[Stored data]
^^^^
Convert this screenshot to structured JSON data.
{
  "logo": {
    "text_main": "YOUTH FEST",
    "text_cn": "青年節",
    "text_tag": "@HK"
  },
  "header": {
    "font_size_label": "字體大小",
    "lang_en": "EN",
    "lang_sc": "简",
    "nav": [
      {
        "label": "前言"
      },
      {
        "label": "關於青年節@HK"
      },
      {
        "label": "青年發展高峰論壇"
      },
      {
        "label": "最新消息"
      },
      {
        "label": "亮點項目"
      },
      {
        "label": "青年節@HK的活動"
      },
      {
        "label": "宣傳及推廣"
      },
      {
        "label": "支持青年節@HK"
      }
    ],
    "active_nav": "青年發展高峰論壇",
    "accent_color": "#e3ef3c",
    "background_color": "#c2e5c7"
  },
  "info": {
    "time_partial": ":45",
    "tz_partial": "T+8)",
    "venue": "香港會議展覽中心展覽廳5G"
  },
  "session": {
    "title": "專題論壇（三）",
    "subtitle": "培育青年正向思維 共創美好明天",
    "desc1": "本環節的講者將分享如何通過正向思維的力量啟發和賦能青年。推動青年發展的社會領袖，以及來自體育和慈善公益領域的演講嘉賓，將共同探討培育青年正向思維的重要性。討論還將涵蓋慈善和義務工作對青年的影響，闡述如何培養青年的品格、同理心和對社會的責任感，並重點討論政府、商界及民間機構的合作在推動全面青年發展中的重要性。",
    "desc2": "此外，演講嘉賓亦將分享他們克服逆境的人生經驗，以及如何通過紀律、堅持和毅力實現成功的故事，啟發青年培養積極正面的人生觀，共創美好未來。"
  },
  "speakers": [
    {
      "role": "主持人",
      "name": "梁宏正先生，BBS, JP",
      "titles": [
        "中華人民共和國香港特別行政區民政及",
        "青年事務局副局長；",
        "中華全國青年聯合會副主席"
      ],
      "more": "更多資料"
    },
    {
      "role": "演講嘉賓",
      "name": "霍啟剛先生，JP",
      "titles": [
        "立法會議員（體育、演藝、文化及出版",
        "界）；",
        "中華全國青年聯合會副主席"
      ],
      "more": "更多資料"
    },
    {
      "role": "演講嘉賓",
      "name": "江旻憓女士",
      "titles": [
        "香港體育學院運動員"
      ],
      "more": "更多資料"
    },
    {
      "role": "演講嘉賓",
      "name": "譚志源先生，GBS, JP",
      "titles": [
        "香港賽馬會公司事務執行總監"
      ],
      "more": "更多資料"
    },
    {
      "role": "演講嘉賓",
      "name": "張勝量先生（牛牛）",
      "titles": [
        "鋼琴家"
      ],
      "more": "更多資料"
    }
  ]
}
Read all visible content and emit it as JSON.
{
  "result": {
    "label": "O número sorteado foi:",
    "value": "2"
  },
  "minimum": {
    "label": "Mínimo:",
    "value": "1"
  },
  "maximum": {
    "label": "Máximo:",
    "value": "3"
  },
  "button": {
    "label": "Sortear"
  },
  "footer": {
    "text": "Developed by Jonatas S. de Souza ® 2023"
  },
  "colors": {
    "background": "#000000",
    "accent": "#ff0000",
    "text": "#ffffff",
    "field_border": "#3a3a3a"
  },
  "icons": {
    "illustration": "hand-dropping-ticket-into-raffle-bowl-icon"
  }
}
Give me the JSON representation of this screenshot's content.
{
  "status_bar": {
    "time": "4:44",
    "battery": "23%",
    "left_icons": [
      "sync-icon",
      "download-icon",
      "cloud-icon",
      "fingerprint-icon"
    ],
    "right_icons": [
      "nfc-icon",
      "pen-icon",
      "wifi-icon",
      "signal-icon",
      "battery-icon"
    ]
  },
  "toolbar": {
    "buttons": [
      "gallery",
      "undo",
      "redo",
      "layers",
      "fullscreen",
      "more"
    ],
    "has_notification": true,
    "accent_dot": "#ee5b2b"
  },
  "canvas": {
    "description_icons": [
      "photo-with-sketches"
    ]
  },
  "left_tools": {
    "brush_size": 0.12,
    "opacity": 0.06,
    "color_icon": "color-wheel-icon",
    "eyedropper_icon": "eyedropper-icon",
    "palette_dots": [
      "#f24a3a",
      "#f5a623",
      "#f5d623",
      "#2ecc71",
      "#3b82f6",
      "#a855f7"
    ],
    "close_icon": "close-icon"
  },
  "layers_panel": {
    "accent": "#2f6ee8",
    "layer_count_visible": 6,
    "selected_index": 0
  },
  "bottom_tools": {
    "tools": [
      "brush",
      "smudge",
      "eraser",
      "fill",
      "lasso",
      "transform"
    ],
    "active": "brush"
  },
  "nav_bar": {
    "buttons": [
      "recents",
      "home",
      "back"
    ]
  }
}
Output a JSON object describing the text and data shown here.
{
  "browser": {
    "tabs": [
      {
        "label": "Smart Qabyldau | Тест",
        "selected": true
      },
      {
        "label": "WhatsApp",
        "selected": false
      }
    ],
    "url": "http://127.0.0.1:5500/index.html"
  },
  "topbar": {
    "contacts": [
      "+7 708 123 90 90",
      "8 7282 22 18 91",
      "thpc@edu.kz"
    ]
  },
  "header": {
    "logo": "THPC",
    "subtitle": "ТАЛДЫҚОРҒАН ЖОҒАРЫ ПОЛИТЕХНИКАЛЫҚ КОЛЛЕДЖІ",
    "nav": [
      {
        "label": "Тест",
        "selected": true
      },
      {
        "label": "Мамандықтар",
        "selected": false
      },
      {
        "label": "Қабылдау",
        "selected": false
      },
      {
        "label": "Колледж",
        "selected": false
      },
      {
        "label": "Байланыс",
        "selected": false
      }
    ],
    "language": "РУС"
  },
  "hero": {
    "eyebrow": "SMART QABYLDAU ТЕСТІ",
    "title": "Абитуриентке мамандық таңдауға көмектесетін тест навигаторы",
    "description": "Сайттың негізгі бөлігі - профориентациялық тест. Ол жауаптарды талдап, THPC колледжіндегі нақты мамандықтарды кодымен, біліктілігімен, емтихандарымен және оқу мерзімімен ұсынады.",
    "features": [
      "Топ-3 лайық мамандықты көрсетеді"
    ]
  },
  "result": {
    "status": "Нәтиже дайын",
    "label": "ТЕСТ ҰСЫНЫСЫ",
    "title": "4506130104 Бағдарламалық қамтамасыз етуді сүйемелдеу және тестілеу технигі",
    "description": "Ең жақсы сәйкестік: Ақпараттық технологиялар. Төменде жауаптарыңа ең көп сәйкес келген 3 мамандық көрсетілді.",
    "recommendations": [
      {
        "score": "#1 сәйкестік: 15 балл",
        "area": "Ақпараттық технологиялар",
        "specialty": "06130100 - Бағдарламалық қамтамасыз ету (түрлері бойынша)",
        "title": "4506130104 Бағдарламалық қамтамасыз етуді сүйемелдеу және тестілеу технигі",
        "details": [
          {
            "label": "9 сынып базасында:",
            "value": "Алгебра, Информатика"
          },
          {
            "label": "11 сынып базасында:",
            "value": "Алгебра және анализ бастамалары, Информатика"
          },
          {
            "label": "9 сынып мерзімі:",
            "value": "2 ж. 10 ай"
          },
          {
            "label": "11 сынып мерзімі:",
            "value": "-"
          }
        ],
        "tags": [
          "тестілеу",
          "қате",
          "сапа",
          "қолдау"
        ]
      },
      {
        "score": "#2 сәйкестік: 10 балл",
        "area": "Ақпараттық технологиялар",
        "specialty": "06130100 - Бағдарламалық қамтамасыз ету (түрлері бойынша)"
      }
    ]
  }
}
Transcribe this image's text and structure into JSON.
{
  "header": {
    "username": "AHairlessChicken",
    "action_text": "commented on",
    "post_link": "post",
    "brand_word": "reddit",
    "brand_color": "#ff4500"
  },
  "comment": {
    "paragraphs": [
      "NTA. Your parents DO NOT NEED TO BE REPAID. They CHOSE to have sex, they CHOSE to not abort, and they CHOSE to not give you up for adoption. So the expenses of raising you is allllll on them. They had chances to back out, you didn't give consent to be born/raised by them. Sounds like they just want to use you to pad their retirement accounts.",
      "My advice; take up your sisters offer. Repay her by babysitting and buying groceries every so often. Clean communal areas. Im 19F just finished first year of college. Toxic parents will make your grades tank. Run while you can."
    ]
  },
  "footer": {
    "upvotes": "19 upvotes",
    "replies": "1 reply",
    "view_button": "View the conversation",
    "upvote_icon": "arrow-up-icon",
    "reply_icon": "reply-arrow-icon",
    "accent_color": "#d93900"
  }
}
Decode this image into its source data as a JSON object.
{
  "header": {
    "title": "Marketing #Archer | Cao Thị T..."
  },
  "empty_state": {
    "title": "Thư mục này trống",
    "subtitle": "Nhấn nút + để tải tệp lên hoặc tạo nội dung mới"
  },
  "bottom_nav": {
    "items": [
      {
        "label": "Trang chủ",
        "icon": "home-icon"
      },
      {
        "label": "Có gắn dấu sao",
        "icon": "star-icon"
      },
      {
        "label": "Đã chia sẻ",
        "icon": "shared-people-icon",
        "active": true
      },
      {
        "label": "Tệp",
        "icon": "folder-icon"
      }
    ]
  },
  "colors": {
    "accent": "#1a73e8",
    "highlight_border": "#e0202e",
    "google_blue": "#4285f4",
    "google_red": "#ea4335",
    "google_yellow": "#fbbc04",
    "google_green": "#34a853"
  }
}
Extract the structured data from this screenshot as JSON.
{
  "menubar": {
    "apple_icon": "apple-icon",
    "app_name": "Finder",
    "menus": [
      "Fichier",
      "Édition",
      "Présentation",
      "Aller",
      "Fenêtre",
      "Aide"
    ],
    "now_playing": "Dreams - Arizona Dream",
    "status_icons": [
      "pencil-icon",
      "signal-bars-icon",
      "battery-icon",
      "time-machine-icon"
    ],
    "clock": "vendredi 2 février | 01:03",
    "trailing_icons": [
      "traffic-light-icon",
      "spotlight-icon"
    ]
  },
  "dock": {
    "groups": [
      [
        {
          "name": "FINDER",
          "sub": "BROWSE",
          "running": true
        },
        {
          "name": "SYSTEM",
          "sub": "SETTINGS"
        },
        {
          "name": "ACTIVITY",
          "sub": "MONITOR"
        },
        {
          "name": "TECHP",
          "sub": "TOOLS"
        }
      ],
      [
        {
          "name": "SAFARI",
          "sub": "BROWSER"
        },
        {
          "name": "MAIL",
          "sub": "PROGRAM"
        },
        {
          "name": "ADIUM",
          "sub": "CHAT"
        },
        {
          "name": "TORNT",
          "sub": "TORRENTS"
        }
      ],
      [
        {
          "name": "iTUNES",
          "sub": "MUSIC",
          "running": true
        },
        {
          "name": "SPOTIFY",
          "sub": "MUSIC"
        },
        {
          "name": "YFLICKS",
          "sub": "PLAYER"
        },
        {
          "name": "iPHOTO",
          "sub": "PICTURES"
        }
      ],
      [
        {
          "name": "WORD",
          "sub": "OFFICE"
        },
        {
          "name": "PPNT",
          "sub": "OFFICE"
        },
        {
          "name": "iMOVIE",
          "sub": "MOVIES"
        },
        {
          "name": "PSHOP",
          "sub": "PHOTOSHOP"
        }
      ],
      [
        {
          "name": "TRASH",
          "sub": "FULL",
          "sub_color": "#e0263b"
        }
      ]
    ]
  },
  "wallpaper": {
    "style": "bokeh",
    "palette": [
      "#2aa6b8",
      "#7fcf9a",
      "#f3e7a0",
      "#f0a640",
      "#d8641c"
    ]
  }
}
^^^^
Set task:
Extract every line that has the string "arrow" in it.

Correct answer:
    "upvote_icon": "arrow-up-icon",
    "reply_icon": "reply-arrow-icon",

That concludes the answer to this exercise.